# Record list
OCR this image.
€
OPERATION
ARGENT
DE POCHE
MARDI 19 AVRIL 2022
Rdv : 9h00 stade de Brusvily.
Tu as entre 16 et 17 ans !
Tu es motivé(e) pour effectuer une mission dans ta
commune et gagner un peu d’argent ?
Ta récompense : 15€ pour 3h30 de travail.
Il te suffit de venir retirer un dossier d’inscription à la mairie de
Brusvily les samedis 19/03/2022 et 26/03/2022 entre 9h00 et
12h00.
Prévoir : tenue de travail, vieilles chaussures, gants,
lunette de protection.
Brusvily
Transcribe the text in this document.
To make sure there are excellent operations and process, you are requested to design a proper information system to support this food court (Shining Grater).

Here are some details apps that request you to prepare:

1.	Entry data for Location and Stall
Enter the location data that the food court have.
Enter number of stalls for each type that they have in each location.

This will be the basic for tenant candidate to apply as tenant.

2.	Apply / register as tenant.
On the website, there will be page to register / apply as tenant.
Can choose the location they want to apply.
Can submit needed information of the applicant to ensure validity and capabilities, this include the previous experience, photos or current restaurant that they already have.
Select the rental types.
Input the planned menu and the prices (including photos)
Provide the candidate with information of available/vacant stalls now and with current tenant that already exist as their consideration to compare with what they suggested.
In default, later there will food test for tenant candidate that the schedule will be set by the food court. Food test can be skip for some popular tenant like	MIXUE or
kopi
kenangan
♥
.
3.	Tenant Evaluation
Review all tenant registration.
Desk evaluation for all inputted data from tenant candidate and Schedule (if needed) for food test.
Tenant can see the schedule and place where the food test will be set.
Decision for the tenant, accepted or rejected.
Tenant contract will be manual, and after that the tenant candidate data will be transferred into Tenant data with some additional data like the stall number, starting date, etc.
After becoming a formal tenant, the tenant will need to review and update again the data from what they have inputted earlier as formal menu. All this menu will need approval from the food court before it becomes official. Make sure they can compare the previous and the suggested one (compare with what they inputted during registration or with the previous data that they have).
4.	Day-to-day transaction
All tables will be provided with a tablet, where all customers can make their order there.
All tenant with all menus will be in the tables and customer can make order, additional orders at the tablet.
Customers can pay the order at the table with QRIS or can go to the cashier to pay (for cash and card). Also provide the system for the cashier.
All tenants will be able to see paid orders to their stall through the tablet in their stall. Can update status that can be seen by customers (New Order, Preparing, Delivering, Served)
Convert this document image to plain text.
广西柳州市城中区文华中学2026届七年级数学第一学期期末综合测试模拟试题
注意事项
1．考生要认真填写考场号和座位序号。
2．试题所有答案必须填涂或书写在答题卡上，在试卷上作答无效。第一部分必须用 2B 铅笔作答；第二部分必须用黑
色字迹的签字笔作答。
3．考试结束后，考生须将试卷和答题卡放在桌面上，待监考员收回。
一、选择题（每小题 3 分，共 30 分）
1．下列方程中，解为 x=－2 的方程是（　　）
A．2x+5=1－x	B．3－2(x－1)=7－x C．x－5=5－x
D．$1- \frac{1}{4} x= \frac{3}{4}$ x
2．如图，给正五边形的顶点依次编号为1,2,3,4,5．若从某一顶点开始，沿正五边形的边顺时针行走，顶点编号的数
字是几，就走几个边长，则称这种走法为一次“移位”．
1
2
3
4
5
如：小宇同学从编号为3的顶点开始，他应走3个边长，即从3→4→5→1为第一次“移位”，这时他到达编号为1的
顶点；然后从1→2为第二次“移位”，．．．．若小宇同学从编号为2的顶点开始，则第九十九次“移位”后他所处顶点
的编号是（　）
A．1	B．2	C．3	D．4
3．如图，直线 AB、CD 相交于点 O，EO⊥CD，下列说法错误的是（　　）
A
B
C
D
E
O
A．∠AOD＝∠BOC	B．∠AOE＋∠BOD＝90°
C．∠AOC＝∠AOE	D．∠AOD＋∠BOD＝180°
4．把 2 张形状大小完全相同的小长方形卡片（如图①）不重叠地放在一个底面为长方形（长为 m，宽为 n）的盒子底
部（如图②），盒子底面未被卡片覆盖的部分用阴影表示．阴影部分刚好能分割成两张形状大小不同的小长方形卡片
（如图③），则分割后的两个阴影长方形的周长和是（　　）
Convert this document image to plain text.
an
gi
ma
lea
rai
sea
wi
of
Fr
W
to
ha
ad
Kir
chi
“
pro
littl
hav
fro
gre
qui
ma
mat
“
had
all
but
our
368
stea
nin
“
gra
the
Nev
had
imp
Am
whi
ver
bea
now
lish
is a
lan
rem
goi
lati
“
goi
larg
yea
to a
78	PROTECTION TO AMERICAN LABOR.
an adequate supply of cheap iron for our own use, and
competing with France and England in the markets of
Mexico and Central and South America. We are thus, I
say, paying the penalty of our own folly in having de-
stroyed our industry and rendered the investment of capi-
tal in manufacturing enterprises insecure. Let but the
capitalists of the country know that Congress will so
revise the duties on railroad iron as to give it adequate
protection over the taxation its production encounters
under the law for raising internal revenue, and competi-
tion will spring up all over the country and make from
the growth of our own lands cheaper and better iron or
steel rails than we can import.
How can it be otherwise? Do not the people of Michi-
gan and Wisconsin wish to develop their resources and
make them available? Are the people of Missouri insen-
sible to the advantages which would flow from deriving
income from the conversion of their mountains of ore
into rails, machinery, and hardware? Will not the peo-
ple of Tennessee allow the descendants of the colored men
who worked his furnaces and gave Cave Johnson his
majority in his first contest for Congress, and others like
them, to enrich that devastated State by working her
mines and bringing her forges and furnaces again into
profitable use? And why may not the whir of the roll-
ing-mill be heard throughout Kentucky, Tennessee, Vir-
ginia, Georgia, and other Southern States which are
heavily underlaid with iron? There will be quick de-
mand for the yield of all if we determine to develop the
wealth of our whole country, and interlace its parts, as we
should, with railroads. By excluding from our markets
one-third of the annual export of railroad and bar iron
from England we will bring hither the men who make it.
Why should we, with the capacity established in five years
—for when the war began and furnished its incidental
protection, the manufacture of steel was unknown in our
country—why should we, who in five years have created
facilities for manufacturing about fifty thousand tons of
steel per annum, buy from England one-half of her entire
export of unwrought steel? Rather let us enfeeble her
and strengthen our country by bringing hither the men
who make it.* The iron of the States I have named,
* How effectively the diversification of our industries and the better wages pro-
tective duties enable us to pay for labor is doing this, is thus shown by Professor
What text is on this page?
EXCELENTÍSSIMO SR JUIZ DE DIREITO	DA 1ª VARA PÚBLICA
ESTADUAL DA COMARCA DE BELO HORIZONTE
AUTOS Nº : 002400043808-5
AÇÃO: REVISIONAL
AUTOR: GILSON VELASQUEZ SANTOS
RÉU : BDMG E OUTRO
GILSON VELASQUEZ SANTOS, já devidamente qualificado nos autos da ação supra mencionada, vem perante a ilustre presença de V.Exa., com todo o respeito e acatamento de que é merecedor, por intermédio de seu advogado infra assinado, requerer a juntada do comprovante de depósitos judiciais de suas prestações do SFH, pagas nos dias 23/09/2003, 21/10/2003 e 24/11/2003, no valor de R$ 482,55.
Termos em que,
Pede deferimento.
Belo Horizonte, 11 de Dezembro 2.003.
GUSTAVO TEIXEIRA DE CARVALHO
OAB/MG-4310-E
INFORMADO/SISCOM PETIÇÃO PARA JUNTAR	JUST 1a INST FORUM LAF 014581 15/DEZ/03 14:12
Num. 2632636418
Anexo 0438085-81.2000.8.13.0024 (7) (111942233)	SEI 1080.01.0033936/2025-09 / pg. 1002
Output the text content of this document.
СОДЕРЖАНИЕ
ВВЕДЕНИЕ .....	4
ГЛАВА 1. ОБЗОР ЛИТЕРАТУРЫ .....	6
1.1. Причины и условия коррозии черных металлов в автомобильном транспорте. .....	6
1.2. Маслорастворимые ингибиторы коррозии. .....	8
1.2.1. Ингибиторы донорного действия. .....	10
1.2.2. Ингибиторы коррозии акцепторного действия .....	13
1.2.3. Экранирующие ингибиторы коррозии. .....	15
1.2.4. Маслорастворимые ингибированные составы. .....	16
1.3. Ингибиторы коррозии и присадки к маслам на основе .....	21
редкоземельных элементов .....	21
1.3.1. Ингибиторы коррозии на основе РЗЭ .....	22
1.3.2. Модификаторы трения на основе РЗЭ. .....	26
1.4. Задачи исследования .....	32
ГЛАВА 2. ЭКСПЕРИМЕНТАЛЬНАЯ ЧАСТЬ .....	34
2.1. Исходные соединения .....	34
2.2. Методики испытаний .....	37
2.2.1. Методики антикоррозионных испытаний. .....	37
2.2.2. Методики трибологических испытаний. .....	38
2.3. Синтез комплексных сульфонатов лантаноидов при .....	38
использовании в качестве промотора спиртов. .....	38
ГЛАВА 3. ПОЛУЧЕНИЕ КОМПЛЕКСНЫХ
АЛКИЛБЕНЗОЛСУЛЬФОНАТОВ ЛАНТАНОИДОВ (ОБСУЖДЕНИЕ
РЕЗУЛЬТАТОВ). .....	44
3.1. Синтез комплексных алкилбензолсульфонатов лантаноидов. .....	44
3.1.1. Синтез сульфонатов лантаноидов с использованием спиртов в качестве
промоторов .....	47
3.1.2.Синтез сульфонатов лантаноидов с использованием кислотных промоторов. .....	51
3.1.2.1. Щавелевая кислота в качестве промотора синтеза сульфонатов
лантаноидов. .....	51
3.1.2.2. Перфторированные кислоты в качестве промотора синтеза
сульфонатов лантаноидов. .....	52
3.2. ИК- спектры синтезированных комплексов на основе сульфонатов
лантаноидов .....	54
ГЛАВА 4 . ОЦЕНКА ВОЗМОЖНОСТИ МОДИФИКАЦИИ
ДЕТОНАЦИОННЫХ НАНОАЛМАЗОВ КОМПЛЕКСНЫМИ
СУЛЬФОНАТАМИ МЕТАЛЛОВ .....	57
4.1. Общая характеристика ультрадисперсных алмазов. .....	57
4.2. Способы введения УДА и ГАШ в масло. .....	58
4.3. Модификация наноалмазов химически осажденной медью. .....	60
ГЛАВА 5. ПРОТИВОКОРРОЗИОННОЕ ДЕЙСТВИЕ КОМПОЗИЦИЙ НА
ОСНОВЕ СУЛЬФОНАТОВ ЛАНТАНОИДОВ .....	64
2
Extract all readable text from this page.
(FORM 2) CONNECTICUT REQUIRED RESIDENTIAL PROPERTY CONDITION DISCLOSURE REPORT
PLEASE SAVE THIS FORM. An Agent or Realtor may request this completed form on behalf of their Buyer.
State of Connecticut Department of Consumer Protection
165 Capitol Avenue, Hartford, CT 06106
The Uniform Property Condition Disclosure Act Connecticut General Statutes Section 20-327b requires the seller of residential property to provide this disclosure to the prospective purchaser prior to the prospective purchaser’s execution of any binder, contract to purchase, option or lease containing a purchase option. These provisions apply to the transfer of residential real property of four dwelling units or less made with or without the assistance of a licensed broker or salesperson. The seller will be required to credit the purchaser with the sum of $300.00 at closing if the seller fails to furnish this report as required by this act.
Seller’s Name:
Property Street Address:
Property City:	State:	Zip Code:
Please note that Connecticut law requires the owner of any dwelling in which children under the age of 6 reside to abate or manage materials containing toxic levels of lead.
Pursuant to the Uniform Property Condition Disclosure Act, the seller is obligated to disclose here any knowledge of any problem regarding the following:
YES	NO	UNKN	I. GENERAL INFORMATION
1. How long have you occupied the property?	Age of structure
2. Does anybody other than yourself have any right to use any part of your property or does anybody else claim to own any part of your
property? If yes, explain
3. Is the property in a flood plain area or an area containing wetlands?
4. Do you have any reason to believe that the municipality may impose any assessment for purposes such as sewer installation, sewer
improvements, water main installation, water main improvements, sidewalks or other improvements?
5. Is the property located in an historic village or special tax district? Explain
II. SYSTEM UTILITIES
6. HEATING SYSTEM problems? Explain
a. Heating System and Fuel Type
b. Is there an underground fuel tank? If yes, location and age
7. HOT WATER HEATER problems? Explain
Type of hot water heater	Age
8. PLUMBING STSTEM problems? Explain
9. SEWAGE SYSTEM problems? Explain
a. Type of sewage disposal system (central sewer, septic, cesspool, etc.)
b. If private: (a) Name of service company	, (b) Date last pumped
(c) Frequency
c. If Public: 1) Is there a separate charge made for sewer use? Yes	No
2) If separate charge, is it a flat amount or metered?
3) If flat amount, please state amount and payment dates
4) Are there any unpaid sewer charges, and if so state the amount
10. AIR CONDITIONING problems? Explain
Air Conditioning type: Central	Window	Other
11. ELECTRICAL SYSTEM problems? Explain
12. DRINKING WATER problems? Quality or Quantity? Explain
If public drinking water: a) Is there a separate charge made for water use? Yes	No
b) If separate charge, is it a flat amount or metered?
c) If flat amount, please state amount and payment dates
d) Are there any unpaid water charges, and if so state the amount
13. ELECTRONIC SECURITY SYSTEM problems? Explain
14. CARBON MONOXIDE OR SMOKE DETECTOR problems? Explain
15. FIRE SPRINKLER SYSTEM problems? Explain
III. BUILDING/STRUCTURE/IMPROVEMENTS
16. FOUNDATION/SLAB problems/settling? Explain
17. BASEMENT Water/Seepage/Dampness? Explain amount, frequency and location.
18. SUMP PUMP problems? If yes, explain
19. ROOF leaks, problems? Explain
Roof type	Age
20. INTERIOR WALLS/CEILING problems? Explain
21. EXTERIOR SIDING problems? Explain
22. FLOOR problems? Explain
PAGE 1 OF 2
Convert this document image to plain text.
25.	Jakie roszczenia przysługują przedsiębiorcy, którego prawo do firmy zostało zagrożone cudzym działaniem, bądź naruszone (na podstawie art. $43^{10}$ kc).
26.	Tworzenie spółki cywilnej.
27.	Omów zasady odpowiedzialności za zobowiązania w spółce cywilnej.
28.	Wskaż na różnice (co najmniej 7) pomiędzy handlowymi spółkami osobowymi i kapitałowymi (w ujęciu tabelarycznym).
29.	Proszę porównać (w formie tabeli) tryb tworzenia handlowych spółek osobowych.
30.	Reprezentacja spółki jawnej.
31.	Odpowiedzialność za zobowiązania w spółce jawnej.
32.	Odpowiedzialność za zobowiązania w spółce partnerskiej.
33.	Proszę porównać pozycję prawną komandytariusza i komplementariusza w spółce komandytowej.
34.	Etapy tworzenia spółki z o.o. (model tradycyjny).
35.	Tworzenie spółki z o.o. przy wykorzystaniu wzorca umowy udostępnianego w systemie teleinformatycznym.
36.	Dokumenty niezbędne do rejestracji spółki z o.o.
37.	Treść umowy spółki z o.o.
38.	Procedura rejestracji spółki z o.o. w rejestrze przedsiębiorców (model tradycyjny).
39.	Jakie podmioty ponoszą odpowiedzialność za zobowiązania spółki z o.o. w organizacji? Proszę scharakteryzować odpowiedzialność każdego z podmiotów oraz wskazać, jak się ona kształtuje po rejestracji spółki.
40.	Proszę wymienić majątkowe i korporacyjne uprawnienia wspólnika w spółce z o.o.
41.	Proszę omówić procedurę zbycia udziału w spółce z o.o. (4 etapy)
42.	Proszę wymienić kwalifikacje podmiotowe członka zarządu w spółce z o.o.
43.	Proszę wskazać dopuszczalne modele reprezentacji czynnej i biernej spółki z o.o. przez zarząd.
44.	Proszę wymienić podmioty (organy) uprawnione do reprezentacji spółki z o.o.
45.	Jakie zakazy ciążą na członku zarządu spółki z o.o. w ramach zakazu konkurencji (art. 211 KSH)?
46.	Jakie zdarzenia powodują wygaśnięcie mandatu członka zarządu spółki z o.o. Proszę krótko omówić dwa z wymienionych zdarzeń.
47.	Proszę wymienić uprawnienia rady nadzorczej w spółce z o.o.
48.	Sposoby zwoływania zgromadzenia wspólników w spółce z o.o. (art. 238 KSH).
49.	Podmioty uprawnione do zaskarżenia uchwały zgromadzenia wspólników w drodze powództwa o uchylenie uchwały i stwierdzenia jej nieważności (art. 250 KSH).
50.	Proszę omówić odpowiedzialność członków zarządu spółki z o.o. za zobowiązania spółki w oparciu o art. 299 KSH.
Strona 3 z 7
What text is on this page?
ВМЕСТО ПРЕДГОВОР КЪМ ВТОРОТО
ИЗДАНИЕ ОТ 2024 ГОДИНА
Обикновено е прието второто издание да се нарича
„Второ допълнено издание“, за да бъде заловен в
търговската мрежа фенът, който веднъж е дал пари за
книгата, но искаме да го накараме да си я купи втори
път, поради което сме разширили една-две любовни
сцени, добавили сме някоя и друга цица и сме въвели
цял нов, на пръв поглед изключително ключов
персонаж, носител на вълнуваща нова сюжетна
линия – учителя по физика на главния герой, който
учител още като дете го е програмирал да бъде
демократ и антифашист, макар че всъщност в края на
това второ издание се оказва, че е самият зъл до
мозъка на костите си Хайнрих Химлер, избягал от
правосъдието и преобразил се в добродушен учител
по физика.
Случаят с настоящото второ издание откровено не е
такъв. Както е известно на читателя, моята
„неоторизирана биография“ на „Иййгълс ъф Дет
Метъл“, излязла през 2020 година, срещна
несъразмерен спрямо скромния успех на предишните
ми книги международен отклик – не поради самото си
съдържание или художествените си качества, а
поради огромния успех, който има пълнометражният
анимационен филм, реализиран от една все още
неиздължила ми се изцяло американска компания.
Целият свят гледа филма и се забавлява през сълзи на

# Challenge
Pick out the lines containing the word "amount" and show them.

# Solved exercise
2) If separate charge, is it a flat amount or metered?
3) If flat amount, please state amount and payment dates
4) Are there any unpaid sewer charges, and if so state the amount
b) If separate charge, is it a flat amount or metered?
c) If flat amount, please state amount and payment dates
d) Are there any unpaid water charges, and if so state the amount
17. BASEMENT Water/Seepage/Dampness? Explain amount, frequency and location.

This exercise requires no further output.